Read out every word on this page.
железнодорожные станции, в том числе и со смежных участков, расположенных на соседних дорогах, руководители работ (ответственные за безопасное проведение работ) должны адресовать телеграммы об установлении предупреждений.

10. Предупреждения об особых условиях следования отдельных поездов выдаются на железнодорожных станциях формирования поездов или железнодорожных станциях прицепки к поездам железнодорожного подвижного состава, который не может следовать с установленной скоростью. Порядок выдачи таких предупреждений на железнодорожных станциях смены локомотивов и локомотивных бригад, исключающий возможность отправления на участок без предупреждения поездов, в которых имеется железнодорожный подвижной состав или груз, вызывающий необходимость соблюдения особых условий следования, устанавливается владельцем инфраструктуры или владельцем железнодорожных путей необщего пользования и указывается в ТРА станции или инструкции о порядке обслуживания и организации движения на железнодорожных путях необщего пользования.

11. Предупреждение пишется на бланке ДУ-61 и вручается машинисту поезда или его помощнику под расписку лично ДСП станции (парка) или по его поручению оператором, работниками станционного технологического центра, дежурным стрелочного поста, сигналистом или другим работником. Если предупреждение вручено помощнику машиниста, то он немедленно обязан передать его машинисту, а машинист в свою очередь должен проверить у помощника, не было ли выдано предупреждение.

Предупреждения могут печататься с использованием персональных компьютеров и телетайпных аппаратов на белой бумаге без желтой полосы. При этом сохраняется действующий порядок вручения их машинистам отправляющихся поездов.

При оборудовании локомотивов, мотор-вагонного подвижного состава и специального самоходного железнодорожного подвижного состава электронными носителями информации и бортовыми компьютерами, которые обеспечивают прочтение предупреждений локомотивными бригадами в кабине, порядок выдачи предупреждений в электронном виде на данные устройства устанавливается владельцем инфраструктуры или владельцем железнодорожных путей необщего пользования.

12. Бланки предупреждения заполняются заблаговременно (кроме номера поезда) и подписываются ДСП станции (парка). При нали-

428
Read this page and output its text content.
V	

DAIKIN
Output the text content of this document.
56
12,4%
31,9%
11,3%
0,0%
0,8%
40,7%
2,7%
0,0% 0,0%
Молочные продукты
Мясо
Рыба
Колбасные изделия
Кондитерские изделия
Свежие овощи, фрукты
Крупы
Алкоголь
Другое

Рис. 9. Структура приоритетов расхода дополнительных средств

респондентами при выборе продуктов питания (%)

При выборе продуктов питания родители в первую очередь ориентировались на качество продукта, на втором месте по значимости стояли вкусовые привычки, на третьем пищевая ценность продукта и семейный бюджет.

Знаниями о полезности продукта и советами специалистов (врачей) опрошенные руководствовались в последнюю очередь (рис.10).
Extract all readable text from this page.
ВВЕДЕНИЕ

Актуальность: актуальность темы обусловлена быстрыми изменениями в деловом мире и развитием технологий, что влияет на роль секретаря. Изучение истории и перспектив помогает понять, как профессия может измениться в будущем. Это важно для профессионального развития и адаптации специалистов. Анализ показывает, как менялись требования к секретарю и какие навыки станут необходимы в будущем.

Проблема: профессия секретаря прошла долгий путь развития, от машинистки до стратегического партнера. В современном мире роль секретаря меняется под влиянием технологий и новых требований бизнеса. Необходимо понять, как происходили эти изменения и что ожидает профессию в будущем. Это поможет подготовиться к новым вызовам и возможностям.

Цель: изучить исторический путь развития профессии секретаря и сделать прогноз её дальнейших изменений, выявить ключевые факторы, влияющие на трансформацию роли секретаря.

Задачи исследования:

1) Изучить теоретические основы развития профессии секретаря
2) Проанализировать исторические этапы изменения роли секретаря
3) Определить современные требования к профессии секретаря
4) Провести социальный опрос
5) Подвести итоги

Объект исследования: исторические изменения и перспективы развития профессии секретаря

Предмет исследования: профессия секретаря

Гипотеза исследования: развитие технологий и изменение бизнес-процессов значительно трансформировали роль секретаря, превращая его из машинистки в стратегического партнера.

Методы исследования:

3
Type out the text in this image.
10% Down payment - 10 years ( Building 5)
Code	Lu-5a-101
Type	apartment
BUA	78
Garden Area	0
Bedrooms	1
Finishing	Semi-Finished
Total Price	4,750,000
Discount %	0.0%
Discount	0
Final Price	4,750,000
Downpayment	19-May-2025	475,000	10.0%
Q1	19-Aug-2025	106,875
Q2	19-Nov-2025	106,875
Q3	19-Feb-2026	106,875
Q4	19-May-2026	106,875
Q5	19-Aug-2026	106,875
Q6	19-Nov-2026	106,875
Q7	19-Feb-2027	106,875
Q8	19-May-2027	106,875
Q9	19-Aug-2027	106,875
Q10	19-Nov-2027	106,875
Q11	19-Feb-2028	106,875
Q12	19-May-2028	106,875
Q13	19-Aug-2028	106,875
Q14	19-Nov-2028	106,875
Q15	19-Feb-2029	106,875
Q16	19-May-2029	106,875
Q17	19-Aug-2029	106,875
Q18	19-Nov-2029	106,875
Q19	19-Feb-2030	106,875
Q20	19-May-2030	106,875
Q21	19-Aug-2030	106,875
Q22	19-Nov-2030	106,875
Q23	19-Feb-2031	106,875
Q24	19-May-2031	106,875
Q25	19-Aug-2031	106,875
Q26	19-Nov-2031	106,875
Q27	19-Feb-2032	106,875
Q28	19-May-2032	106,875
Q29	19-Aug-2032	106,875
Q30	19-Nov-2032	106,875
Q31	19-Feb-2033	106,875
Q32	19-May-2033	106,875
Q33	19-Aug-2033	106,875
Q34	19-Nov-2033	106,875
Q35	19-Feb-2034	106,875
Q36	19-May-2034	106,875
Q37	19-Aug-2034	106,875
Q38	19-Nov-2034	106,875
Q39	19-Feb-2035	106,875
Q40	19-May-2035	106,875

________________________

*SET PROBLEM*: Among the records above, find each line holding the string "this" and pull it out.

*EXERCISE RESPONSE*:
Read out every word on this page.
Read this page and output its text content.
Output the text content of this document.
Extract all readable text from this page.
Type out the text in this image.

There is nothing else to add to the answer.